* _Work to complete_
For the listing underneath, give the count of lines containing the string "evening" and nothing further.

begin Data listing

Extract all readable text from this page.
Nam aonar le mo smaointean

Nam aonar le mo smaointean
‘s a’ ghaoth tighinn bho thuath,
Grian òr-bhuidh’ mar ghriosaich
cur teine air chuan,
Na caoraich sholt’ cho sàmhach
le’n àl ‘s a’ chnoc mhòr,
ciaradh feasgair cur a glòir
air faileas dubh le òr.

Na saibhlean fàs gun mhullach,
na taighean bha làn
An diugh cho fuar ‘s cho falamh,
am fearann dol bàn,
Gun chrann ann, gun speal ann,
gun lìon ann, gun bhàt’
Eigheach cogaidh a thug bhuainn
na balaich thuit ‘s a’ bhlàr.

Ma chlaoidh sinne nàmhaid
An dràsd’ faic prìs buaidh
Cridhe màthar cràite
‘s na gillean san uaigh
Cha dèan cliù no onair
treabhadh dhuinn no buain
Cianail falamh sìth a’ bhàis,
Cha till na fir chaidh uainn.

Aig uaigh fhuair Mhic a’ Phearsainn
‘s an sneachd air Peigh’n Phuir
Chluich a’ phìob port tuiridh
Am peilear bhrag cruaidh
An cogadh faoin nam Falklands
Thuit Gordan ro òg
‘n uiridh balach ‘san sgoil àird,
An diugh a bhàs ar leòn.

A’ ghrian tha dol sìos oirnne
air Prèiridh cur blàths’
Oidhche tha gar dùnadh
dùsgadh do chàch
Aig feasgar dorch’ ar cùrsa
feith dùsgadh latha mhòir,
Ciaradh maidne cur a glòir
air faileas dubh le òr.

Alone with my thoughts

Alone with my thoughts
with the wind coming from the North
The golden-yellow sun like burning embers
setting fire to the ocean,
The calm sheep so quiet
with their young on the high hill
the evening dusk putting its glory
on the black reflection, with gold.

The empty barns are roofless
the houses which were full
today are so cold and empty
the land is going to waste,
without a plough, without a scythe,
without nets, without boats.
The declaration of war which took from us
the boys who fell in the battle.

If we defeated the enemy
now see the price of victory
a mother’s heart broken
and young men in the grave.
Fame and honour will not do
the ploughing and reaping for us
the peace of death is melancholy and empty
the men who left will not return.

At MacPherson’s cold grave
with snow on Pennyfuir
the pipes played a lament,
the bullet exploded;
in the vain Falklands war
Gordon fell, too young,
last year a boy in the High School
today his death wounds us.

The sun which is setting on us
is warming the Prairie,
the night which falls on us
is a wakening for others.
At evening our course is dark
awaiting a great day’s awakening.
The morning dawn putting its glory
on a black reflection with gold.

end Data listing
begin Data listing

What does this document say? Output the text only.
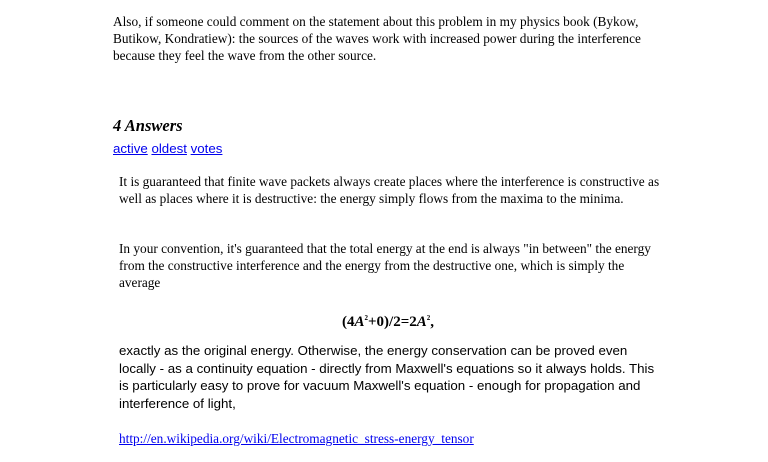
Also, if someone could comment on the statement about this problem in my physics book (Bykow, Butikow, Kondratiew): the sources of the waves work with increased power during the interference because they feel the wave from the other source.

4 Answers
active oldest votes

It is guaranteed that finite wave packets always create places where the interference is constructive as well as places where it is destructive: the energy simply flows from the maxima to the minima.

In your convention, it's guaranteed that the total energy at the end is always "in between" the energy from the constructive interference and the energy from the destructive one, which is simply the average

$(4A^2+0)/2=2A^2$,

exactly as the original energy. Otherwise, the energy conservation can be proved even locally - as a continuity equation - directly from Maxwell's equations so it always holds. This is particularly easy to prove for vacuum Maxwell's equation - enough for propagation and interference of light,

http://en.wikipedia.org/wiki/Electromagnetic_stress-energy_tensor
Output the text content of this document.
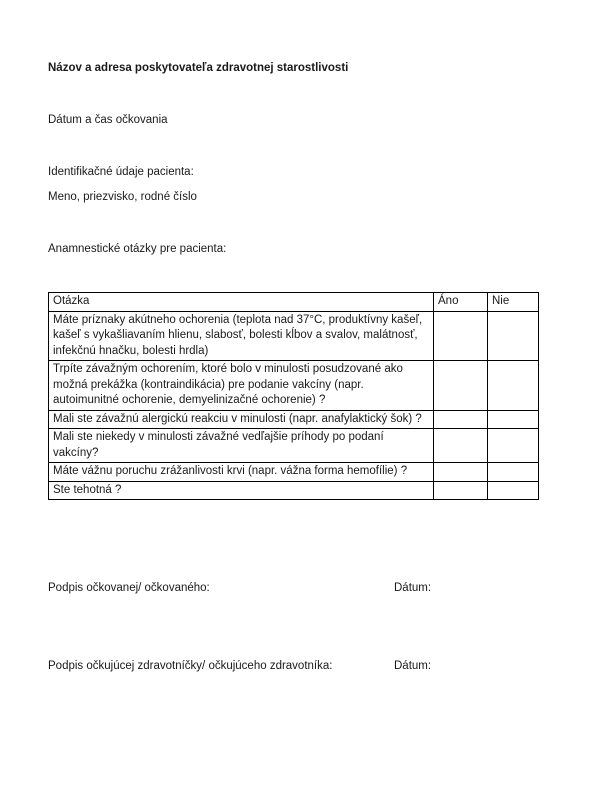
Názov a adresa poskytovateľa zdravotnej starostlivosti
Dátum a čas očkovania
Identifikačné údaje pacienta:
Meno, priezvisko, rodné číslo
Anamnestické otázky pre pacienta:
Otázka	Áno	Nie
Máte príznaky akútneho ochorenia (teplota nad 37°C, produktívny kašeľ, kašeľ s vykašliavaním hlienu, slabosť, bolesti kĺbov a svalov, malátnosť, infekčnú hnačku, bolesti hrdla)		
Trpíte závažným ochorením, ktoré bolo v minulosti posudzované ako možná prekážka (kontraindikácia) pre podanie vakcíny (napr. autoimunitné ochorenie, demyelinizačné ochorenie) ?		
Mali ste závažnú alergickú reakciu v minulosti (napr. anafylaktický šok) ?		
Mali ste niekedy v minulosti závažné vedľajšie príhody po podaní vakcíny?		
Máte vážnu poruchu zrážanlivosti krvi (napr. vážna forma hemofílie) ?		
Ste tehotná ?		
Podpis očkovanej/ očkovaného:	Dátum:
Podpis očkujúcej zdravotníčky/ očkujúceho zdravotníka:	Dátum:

end Data listing

* _Complete answer_
2